Records excerpted from a collection.
== == ==
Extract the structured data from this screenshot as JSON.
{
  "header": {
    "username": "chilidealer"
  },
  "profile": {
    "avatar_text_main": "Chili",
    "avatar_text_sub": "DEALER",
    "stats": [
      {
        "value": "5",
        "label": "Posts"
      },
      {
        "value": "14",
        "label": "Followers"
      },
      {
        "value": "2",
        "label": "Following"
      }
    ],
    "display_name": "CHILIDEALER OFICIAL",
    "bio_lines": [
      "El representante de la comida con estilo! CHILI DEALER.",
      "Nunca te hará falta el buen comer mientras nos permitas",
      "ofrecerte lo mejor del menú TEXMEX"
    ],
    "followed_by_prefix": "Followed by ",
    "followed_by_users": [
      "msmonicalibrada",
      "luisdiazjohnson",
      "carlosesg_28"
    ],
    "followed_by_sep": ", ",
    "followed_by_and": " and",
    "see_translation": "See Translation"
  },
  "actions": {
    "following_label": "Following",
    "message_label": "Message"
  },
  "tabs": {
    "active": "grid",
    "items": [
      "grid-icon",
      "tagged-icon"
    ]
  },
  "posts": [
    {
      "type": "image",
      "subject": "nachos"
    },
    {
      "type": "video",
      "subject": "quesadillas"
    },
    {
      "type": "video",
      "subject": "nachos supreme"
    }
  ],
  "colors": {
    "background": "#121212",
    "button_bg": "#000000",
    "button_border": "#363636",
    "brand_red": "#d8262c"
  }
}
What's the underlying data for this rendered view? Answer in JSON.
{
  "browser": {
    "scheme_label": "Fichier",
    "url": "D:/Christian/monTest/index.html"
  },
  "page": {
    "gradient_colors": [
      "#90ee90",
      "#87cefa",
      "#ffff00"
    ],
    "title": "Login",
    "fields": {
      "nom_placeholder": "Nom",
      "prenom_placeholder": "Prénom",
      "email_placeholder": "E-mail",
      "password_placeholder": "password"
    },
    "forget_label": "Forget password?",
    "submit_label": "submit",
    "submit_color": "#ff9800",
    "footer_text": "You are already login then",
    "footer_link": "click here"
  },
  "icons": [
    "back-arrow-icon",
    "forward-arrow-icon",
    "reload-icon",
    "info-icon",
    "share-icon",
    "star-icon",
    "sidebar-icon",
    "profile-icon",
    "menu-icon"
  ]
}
== == ==
Written problem. Reproduce, word for word, only the lines from the one that contains "What's the underlying" through the final line.

Written response.
What's the underlying data for this rendered view? Answer in JSON.
{
  "browser": {
    "scheme_label": "Fichier",
    "url": "D:/Christian/monTest/index.html"
  },
  "page": {
    "gradient_colors": [
      "#90ee90",
      "#87cefa",
      "#ffff00"
    ],
    "title": "Login",
    "fields": {
      "nom_placeholder": "Nom",
      "prenom_placeholder": "Prénom",
      "email_placeholder": "E-mail",
      "password_placeholder": "password"
    },
    "forget_label": "Forget password?",
    "submit_label": "submit",
    "submit_color": "#ff9800",
    "footer_text": "You are already login then",
    "footer_link": "click here"
  },
  "icons": [
    "back-arrow-icon",
    "forward-arrow-icon",
    "reload-icon",
    "info-icon",
    "share-icon",
    "star-icon",
    "sidebar-icon",
    "profile-icon",
    "menu-icon"
  ]
}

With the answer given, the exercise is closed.